◆ What you will do ◆
Determine how many lines of the material hold the string "Command" and reply with only that number.

◆ Input ◆
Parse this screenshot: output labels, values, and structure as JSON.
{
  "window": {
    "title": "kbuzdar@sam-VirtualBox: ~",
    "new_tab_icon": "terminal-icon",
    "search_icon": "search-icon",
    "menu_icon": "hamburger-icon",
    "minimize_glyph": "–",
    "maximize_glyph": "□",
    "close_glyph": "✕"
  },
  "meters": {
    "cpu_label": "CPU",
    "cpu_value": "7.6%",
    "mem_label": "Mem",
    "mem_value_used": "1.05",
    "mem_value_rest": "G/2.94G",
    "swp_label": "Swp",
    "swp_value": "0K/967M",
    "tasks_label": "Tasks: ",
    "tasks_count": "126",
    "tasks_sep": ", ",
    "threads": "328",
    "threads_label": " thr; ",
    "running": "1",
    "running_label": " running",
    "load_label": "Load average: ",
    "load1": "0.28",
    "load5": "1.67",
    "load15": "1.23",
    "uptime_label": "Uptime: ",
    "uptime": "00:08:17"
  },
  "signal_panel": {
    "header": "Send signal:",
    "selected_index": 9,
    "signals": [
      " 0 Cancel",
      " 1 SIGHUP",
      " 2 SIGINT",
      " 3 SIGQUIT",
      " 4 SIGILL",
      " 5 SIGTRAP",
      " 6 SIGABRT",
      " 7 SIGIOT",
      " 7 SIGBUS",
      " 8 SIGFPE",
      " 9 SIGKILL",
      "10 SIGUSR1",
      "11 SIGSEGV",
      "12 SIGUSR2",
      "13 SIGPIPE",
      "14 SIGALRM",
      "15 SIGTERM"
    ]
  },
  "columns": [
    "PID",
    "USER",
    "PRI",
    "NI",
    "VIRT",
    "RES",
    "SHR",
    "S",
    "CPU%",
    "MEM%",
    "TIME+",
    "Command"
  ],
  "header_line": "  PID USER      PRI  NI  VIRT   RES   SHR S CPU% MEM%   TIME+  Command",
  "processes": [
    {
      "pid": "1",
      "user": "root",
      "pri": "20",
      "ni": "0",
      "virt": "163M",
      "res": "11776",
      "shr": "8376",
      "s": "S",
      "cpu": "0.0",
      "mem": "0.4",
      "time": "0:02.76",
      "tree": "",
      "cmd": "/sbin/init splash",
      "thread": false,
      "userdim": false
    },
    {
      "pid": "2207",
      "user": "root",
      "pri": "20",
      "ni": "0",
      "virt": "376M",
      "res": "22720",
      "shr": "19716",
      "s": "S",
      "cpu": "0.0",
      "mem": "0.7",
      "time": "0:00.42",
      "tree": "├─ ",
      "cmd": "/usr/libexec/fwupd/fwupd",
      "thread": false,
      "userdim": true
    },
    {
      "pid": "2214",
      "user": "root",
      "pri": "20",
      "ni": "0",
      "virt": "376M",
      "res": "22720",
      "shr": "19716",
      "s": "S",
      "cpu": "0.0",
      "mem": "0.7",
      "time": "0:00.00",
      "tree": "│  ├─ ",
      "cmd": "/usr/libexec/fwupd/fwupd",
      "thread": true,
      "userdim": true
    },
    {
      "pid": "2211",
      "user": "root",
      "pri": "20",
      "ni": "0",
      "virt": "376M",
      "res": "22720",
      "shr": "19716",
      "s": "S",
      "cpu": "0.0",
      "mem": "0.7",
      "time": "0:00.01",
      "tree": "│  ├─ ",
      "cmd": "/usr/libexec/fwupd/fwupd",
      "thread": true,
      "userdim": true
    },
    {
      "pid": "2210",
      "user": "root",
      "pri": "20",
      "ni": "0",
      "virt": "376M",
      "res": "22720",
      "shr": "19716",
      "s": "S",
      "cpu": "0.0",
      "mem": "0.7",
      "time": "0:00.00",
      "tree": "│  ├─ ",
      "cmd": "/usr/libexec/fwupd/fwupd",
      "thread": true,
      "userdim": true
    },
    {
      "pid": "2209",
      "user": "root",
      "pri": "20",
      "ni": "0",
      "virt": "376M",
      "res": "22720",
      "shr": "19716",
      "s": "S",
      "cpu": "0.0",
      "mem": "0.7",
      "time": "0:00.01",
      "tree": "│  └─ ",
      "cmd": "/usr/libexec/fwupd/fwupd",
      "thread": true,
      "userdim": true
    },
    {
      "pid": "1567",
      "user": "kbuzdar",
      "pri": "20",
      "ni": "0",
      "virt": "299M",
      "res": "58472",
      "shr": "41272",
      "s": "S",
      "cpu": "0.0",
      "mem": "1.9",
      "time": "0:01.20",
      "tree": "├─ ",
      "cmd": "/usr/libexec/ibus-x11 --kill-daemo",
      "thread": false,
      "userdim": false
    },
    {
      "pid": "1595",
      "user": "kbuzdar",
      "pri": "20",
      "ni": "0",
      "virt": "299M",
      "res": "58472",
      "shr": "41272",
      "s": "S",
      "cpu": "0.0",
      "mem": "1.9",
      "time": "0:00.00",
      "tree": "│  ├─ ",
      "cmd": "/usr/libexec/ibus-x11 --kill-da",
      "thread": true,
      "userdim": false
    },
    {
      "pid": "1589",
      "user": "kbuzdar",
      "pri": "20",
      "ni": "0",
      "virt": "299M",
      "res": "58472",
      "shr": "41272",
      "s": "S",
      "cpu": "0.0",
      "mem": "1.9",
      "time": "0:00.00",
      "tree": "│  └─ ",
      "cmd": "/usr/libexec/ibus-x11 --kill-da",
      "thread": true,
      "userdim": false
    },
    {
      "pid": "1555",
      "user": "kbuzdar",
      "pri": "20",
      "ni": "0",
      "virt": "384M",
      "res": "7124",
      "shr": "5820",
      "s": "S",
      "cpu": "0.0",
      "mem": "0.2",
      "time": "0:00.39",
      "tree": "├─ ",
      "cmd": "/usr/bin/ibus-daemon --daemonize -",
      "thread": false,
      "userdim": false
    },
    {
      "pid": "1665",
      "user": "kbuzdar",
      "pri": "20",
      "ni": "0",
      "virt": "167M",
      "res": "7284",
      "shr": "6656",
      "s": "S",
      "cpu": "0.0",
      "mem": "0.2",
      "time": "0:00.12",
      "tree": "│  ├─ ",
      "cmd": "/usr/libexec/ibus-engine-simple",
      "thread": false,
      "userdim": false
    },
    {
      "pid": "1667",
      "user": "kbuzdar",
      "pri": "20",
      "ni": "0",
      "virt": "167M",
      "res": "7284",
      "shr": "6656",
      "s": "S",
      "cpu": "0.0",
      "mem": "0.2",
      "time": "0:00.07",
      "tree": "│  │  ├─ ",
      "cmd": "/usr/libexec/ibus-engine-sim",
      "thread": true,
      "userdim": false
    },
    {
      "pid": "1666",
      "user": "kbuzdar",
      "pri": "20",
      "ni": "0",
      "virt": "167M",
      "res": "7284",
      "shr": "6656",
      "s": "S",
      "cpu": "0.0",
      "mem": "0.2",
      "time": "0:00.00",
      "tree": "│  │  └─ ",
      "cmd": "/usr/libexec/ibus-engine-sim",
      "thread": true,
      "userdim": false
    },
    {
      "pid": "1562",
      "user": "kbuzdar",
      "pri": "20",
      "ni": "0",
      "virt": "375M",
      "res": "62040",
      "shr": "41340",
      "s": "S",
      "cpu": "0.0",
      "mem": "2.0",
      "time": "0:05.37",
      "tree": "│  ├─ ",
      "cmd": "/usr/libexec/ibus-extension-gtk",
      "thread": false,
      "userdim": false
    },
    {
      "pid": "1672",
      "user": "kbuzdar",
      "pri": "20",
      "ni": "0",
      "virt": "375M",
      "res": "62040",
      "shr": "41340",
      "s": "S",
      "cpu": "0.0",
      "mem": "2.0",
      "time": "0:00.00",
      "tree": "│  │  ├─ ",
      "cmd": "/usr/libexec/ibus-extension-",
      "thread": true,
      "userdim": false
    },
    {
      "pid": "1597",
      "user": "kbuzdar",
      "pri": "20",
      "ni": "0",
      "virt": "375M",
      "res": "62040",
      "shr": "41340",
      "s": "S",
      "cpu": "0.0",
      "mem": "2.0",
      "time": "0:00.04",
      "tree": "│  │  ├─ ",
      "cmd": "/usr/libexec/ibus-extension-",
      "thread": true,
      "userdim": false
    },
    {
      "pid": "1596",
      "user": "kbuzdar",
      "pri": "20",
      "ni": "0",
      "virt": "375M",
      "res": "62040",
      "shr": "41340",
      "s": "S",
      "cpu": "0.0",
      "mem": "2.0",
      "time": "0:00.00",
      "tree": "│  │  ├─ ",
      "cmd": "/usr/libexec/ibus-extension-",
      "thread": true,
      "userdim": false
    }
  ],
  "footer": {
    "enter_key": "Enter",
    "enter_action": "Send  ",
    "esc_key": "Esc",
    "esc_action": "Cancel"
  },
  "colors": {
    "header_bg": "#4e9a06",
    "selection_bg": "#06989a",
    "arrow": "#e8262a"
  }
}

◆ Solved exercise ◆
2